-- begin INPUT MATERIAL --

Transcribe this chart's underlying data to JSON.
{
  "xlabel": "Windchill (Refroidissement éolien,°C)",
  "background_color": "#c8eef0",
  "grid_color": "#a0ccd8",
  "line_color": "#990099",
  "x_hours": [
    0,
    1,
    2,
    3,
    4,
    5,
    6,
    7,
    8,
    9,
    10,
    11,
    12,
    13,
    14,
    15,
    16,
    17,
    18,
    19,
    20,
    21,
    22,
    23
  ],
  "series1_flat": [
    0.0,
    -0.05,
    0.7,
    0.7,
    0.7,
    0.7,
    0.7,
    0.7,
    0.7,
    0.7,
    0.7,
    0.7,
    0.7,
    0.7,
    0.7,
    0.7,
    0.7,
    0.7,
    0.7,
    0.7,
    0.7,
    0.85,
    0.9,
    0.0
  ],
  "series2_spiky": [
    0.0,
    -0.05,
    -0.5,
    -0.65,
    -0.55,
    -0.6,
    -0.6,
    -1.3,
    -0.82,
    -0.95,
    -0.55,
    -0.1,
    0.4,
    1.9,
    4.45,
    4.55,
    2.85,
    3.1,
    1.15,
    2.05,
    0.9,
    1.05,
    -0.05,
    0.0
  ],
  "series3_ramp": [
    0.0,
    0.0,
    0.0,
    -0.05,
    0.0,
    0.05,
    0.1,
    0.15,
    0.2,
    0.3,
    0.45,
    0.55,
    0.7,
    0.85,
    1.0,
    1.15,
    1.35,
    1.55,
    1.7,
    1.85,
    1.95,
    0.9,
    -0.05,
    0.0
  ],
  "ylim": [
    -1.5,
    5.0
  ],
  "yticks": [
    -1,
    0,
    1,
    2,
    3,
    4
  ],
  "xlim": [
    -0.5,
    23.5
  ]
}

-- end INPUT MATERIAL --

EXERCISE → Without leaving anything out, give the entries again exactly.

COMPLETE RESPONSE →
Transcribe this chart's underlying data to JSON.
{
  "xlabel": "Windchill (Refroidissement éolien,°C)",
  "background_color": "#c8eef0",
  "grid_color": "#a0ccd8",
  "line_color": "#990099",
  "x_hours": [
    0,
    1,
    2,
    3,
    4,
    5,
    6,
    7,
    8,
    9,
    10,
    11,
    12,
    13,
    14,
    15,
    16,
    17,
    18,
    19,
    20,
    21,
    22,
    23
  ],
  "series1_flat": [
    0.0,
    -0.05,
    0.7,
    0.7,
    0.7,
    0.7,
    0.7,
    0.7,
    0.7,
    0.7,
    0.7,
    0.7,
    0.7,
    0.7,
    0.7,
    0.7,
    0.7,
    0.7,
    0.7,
    0.7,
    0.7,
    0.85,
    0.9,
    0.0
  ],
  "series2_spiky": [
    0.0,
    -0.05,
    -0.5,
    -0.65,
    -0.55,
    -0.6,
    -0.6,
    -1.3,
    -0.82,
    -0.95,
    -0.55,
    -0.1,
    0.4,
    1.9,
    4.45,
    4.55,
    2.85,
    3.1,
    1.15,
    2.05,
    0.9,
    1.05,
    -0.05,
    0.0
  ],
  "series3_ramp": [
    0.0,
    0.0,
    0.0,
    -0.05,
    0.0,
    0.05,
    0.1,
    0.15,
    0.2,
    0.3,
    0.45,
    0.55,
    0.7,
    0.85,
    1.0,
    1.15,
    1.35,
    1.55,
    1.7,
    1.85,
    1.95,
    0.9,
    -0.05,
    0.0
  ],
  "ylim": [
    -1.5,
    5.0
  ],
  "yticks": [
    -1,
    0,
    1,
    2,
    3,
    4
  ],
  "xlim": [
    -0.5,
    23.5
  ]
}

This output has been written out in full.